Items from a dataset

-=-=-=-=-

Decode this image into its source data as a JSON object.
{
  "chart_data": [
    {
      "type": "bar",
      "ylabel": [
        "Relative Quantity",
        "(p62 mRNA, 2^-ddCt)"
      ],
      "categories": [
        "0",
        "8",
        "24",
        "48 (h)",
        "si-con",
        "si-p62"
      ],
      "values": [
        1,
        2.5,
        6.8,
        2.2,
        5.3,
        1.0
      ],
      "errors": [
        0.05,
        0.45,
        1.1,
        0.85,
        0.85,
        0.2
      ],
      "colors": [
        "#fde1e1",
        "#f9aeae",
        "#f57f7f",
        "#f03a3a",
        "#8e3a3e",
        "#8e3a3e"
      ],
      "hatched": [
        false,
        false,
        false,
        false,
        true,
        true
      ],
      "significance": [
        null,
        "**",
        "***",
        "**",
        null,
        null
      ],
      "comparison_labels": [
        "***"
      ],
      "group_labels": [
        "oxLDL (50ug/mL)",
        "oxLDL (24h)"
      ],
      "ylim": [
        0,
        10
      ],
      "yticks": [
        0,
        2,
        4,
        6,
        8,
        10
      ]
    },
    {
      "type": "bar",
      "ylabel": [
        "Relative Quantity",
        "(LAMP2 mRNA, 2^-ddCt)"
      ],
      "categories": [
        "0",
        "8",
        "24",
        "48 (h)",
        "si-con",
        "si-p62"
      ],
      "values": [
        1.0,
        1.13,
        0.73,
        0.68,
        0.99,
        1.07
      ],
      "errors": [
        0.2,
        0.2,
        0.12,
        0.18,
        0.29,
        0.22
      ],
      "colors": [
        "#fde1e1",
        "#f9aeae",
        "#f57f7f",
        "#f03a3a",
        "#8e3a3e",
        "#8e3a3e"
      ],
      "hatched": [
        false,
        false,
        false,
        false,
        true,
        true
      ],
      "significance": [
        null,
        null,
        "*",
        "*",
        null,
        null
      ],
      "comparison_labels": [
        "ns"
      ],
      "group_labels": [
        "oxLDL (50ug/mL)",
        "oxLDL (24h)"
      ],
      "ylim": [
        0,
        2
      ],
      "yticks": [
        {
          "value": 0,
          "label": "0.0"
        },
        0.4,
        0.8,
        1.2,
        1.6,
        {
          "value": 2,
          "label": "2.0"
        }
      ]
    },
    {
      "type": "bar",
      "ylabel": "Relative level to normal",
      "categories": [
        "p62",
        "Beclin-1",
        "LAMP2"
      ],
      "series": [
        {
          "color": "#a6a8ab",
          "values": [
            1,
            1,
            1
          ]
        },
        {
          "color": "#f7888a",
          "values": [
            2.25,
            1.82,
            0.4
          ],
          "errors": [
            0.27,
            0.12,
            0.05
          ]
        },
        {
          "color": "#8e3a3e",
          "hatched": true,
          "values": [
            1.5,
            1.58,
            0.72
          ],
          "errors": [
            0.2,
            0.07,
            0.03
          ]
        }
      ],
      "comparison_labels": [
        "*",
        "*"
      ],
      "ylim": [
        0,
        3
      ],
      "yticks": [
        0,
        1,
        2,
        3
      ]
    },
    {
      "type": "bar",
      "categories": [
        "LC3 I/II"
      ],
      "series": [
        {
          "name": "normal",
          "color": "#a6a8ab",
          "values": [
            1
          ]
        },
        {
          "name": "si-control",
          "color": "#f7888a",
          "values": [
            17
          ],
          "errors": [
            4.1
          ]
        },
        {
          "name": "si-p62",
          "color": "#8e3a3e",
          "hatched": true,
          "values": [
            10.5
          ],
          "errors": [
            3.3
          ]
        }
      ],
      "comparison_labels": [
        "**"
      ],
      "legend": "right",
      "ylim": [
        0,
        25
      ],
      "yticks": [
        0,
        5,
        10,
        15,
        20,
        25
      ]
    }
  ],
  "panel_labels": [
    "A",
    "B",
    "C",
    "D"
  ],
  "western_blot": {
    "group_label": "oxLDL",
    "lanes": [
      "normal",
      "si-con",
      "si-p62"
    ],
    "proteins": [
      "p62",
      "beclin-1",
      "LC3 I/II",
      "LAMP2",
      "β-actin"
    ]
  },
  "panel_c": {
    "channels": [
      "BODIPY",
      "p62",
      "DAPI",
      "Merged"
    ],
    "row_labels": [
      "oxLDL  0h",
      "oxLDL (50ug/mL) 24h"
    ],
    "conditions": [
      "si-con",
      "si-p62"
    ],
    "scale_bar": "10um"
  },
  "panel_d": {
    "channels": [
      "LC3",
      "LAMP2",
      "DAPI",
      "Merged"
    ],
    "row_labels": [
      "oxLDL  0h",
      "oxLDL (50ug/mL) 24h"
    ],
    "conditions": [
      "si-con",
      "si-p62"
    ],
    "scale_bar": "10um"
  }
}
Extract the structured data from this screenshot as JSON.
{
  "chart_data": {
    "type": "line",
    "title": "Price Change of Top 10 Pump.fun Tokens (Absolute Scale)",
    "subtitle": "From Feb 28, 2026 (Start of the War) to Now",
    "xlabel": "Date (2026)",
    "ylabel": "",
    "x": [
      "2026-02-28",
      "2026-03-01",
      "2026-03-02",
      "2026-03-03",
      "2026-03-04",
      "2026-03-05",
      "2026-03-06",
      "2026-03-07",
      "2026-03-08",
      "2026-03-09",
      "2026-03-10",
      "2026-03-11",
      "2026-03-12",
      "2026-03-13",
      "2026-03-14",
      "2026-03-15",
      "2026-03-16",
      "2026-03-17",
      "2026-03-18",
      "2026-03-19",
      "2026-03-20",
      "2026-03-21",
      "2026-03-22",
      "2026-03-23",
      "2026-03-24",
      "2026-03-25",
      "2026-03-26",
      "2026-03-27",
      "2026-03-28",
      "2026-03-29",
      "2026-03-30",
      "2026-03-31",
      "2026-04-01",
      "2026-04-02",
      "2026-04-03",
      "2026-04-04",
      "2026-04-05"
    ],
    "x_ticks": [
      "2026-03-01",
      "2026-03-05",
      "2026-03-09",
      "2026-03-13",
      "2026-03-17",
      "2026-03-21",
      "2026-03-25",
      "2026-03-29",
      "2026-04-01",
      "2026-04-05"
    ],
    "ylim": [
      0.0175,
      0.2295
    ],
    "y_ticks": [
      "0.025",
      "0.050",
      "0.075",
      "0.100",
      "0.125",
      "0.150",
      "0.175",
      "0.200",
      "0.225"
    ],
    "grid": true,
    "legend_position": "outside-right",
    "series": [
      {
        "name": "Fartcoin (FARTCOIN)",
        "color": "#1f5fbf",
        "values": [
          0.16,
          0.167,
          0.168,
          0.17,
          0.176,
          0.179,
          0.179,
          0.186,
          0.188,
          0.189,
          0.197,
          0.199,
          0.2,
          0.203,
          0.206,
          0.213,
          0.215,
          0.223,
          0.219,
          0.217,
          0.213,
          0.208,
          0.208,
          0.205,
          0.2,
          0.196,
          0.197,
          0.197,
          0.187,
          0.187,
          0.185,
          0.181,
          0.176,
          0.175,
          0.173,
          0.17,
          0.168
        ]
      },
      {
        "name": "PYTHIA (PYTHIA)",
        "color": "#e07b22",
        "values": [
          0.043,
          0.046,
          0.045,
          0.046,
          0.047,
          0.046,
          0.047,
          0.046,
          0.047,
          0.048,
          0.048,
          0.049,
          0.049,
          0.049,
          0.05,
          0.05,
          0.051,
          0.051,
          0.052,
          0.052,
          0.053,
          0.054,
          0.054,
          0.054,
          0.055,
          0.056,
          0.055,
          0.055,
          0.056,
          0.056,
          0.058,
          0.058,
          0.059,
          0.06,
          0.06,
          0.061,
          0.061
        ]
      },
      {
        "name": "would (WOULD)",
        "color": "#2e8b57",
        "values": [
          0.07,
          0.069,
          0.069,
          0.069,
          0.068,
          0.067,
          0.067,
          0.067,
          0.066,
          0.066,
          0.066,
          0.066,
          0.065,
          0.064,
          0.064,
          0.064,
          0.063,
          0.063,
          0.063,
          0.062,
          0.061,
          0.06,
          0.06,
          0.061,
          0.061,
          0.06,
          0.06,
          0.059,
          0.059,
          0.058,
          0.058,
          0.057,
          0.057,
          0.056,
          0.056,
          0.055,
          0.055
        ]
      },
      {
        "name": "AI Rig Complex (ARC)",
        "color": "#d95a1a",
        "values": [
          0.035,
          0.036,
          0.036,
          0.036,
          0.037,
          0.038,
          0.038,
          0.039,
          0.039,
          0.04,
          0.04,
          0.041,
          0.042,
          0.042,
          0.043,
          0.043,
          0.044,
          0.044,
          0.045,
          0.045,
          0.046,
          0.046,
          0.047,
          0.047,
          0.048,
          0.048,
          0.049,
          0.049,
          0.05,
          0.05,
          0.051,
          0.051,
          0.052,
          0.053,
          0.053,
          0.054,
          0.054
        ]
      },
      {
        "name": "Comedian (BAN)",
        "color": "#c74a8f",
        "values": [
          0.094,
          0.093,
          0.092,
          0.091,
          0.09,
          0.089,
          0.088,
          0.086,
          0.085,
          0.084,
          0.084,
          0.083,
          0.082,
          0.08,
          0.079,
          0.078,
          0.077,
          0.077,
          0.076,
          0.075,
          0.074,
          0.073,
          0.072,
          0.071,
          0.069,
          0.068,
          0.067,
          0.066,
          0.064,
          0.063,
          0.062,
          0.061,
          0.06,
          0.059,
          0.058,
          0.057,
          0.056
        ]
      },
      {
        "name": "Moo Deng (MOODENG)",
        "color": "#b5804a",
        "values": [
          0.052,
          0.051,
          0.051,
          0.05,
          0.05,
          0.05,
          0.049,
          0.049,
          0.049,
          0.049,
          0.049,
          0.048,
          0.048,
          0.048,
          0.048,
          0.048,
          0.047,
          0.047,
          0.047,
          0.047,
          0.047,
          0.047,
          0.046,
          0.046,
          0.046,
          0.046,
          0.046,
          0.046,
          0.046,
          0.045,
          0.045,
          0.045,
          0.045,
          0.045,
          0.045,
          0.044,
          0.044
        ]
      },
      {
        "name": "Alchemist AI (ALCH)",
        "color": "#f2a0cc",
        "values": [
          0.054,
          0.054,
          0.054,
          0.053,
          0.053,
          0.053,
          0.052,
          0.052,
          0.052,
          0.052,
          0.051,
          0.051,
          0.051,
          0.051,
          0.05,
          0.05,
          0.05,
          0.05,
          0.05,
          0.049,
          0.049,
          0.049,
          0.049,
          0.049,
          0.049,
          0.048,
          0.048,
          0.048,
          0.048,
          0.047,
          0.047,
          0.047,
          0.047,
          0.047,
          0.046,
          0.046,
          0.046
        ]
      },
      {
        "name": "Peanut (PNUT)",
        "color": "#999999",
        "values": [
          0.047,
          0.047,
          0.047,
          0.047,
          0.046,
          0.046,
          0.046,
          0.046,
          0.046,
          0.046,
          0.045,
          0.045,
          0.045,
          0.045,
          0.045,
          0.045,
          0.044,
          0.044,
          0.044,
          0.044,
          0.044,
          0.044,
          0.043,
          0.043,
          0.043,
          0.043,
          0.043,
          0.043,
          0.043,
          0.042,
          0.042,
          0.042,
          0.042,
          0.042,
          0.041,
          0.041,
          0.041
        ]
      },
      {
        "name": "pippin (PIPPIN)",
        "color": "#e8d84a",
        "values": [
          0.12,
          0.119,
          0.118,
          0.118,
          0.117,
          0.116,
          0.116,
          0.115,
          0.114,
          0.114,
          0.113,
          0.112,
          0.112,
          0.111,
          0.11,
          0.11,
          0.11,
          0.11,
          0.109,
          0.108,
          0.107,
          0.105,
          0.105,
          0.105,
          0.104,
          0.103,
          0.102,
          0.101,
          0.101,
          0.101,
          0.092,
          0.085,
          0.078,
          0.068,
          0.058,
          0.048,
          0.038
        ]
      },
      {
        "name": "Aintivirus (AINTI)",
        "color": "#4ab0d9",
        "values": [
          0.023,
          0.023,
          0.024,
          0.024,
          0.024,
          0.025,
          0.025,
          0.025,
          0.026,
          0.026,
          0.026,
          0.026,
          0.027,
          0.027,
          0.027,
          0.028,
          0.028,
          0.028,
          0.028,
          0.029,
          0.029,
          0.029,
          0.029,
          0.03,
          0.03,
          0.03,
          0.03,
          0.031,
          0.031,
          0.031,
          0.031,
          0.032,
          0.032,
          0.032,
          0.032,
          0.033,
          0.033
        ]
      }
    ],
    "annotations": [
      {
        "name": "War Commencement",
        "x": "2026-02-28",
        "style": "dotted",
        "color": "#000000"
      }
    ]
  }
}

-=-=-=-=-

▶ [PROBLEM DESCRIPTION] Please tally the lines above that contain "this" and report nothing but the total.

▶ [ANSWER FOR THE TASK] 2